* START PAGE *

August 2017, Charlottesville, VA. A car plows into counter protesters at a white nationalist rally, killing one person.
Stephen Smith: As those crowds gathered in Charlottesville and we saw the Tiki torches and people walking down the street, you know, virtually in real time on our TVs…
Stephen Smith is the executive director of the USC Shoah Foundation.
Stephen Smith: … and this public display of hatred, I have to say, I was extremely disappointed.
Smith is a theologian by training, and for years, he’s been studying genocide and the Nazi Holocaust.
Stephen Smith: I was frightened for our country, but disappointed that we could be, you know, 75 years on from the Nazi period and then see that display in our own streets.
Smith sees teachers as the frontline in the effort to tackle hate. That’s how the Stronger than Hate initiative came about. The foundation put together lesson plans based on digital archives and testimonies from genocide survivors.
Stephen Smith: What we’re interested in is when you listen to these stories, how can it help to change lives –– to listen to each other more deeply, understand each other more, um, and respect each other’s identities.
The importance of the foundation’s work with educators was tragically brought home in 2018.
Stephen Smith: There was a terrible shooting in Parkland at Stoneman Douglas High School. And one of the educators, education team, at the Shoah Foundation came into the corridor and she said, we have 800 students registered on the Shoah Foundation’s eyewitness site at that school.
The eyewitness site is where teachers can introduce their students to first-person narratives and visual archives. It turns out that Ivy Schamis at Stoneman Douglas High School had been teaching a lesson on the 1936 Olympics held during the Nazi regime.
Ivy Schamis: The shooter came in, we had no time to be ready or prepare for our classroom to be ambushed.
AMBI: chaotic sound from scene
Ivy Schamis: We were all crouched down to the ground. I could see the handle of the door and the shooter was shooting into the glass panel and the door.

* END PAGE *

Please continue the transcript about the Shoah Foundation's work with teachers, picking up after its last line.

* START MATERIAL PROVIDED *

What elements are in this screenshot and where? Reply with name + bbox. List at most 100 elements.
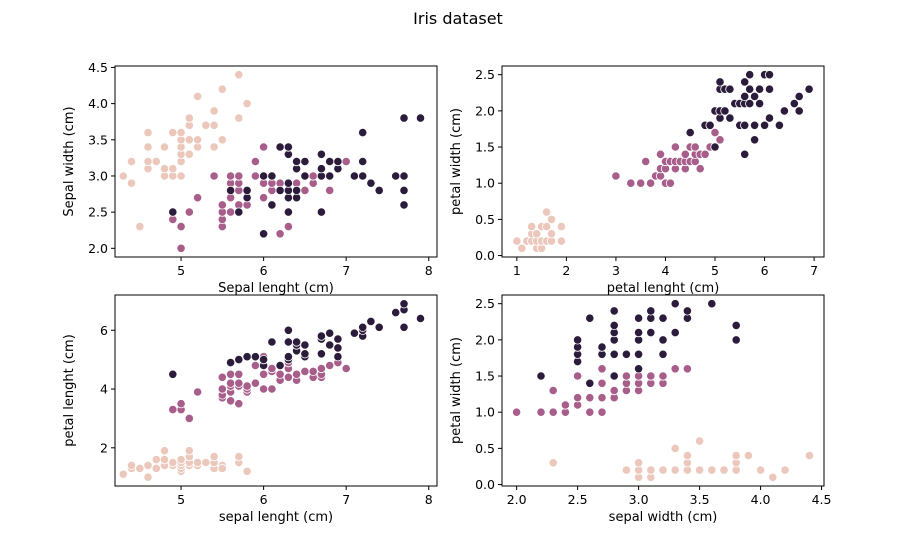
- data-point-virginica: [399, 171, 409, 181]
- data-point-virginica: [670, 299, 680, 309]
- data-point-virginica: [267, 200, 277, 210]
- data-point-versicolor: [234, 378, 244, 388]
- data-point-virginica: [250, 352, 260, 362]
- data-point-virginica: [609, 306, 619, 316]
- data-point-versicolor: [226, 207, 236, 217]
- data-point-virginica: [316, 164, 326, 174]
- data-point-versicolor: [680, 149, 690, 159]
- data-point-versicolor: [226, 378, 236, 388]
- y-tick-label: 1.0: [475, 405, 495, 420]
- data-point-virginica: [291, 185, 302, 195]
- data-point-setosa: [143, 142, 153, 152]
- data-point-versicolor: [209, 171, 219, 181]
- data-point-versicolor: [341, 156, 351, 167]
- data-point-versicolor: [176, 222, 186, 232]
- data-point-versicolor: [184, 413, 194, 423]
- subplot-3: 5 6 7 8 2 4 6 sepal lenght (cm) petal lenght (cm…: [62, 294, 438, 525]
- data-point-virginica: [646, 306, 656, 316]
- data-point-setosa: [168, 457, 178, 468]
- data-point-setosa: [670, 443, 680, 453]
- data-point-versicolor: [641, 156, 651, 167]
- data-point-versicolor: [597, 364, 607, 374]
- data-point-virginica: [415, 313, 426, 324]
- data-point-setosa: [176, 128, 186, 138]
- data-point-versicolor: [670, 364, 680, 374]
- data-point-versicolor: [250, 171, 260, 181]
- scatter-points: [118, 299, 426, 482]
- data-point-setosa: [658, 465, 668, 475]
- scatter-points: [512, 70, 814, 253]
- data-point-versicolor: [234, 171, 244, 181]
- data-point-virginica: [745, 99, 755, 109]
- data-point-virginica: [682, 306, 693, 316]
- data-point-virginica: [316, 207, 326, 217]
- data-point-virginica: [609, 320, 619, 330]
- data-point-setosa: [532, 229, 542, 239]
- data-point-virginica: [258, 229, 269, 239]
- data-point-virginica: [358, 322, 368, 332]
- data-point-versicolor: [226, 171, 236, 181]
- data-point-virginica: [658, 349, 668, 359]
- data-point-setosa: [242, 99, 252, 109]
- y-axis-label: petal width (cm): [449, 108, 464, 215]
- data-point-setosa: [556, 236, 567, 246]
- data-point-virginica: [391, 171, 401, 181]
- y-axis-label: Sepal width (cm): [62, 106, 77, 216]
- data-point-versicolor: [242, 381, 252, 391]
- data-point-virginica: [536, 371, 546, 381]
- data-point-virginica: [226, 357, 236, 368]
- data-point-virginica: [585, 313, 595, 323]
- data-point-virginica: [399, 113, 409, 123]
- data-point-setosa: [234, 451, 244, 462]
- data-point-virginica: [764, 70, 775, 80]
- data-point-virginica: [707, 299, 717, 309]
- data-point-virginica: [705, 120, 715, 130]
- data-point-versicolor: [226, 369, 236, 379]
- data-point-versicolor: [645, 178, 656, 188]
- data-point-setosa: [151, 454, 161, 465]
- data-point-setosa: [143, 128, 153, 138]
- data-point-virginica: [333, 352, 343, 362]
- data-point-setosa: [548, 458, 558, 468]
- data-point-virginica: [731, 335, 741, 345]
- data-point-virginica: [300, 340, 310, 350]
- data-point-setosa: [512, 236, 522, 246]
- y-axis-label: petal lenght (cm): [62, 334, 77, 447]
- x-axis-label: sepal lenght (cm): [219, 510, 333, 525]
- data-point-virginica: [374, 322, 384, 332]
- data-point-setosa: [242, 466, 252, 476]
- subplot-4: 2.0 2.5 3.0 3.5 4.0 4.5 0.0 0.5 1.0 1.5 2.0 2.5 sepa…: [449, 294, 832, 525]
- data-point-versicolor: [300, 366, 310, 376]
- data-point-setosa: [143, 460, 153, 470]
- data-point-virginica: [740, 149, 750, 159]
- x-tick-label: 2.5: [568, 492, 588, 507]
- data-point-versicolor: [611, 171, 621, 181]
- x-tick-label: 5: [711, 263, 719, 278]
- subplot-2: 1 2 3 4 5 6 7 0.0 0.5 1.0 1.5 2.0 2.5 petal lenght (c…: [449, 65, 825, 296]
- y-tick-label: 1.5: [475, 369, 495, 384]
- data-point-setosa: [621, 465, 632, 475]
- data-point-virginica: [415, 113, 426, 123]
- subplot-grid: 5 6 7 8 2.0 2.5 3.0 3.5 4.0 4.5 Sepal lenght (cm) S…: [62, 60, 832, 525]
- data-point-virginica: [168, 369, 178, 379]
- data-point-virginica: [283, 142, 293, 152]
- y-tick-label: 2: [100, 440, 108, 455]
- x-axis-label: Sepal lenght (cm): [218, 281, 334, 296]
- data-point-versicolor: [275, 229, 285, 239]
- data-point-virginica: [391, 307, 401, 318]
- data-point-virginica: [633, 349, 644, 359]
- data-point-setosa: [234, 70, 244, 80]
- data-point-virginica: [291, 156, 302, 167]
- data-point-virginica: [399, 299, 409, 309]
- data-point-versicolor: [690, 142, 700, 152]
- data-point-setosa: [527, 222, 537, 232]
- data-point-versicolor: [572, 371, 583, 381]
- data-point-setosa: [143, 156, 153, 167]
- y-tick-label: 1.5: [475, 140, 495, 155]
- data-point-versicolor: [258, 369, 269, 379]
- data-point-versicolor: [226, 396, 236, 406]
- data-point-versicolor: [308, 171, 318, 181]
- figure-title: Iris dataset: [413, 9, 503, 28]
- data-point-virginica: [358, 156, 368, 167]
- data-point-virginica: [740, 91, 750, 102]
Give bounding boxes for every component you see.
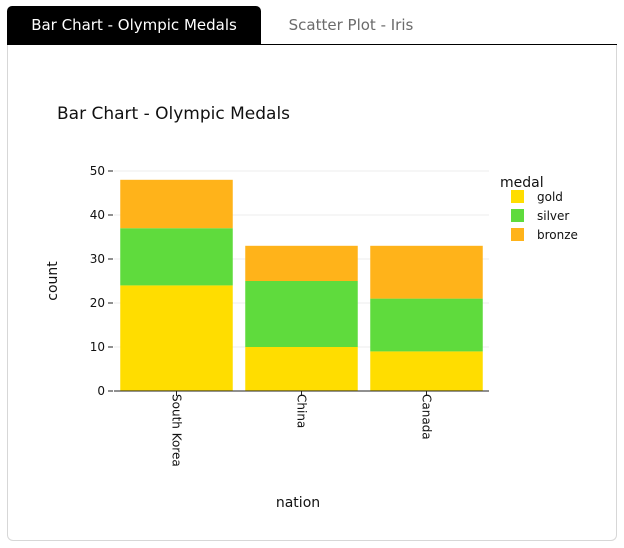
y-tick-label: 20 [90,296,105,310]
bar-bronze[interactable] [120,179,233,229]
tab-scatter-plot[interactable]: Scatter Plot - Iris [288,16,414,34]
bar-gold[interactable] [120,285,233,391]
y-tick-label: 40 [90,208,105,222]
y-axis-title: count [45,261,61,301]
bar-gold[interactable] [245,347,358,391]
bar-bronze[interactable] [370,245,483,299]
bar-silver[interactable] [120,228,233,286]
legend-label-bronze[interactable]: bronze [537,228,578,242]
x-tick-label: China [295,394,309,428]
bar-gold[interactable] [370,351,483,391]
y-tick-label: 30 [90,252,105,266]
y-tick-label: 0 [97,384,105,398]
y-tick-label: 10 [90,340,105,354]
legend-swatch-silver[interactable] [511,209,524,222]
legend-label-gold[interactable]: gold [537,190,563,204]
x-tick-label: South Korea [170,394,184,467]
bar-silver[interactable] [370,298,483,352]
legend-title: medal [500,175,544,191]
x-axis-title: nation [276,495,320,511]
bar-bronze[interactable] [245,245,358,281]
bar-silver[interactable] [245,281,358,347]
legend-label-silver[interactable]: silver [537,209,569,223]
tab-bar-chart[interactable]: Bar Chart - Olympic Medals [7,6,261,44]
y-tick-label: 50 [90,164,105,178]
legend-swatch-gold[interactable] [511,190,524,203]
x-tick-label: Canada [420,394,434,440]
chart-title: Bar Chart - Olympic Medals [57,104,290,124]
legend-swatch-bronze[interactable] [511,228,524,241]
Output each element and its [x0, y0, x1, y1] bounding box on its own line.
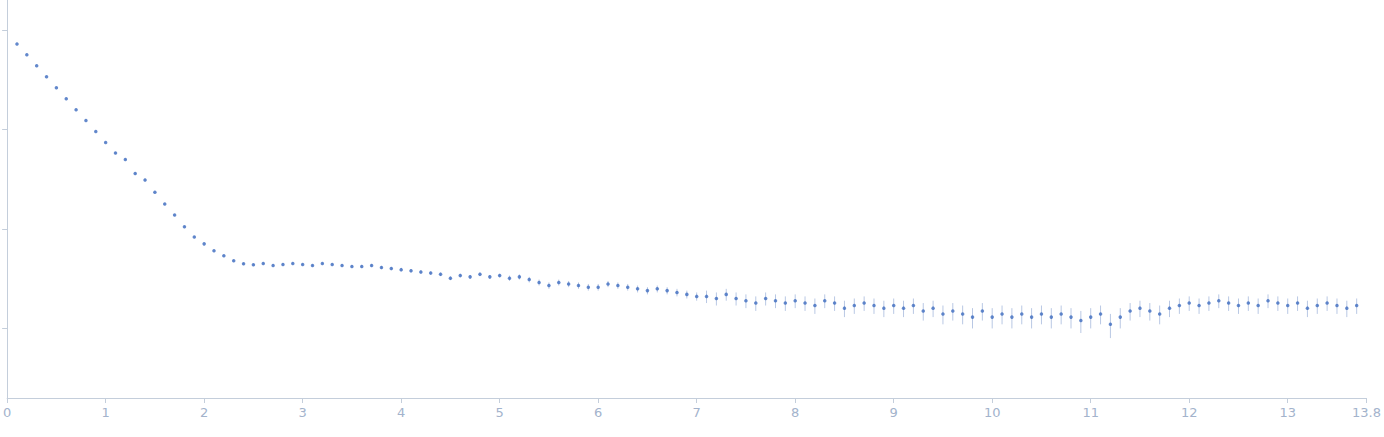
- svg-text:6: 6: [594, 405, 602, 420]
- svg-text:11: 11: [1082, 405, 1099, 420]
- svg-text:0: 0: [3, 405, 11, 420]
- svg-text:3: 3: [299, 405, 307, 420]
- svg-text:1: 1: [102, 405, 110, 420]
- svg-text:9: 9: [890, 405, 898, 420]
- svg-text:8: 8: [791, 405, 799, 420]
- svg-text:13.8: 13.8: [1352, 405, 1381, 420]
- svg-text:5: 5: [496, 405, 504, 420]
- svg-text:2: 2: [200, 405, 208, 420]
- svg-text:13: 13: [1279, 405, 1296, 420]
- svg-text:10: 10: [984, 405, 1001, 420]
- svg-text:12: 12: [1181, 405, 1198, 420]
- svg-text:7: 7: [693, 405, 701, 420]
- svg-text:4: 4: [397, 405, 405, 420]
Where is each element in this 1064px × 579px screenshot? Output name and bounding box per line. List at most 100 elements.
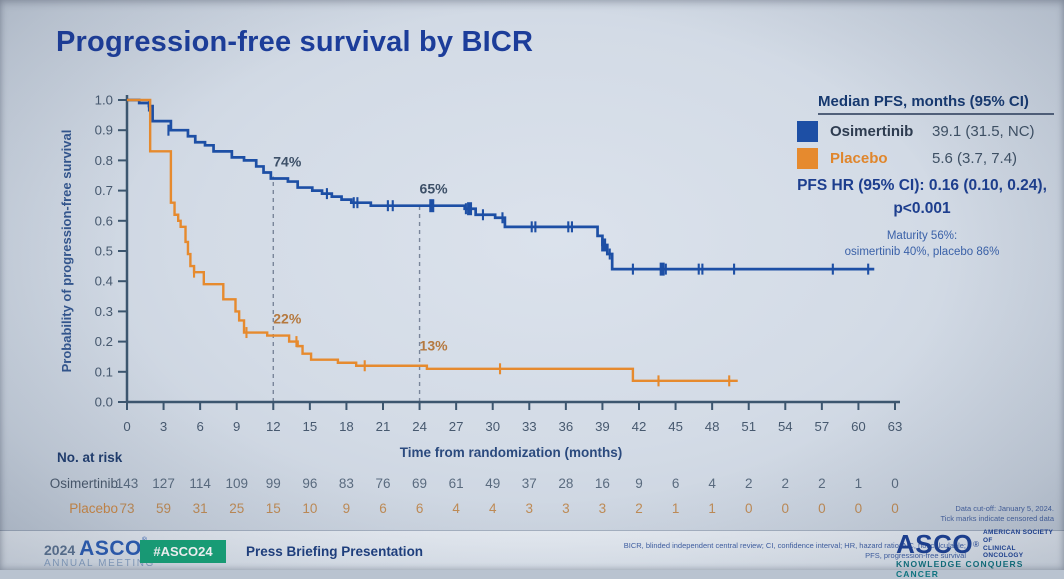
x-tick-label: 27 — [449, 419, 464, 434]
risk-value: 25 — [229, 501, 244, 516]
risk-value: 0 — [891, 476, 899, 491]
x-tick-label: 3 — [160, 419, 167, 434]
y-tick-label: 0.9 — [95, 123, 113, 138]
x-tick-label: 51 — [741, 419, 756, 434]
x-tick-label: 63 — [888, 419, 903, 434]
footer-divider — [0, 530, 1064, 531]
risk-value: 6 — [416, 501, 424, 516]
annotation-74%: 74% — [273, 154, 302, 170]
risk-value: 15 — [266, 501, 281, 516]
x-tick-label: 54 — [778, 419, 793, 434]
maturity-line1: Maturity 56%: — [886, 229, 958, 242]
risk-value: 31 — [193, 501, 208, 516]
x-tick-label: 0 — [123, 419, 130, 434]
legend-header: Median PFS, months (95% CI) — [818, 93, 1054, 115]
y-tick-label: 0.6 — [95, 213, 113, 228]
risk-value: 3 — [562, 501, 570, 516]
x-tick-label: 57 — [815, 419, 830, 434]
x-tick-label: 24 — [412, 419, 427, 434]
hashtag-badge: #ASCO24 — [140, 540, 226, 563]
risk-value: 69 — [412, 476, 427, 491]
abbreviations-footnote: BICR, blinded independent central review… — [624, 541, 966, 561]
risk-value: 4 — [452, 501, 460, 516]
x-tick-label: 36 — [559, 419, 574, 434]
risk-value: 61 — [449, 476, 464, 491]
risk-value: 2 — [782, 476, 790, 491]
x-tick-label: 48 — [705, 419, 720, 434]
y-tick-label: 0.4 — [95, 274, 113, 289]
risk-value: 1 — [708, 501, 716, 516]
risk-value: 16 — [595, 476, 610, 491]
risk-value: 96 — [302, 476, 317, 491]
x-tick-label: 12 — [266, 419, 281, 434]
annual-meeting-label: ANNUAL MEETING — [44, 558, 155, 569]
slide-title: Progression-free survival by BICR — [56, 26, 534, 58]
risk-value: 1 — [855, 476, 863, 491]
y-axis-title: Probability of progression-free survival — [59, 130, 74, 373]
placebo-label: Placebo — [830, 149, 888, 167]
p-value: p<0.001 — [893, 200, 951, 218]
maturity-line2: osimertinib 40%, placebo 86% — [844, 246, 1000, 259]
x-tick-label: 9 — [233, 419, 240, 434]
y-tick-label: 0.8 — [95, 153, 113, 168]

* END MATERIAL PROVIDED *

ANSWER TO THE TASK:
One of those bullets was fired into a computer screen, forever stuck on a Holocaust image.
Ivy Schamis: It just seemed a little bizarre that that was the class that was being shot into.
Two of Schamis’ students were killed. The student survivors became advocates of gun control legislation, and organizers for March for Our Lives.
Stephen Smith: I said to her, are you surprised that your students are, um, you know, being so vocal and being so active in society?
Ivy Schamis: I have no surprise the students at Stoneman Douglas really made a big difference in the world. They really did. I still think that if the shooter at Stoneman Douglas had taken my class, maybe he might’ve felt a little bit different. I don’t know.
Another notable part of the program is what Smith calls a charter of trust.
Stephen Smith: We’re going to trust. We are going to trust them with the most painful memories, we’re going to trust them with the stories that they could manipulate and take out of context.
Even as the USC Shoah Foundation is training educators around the world, it has its eye on the USC campus.
Amid a racial reckoning, the USC Shoah Foundation has stepped in to support USC students as they grapple with conversations about race, religion and identity.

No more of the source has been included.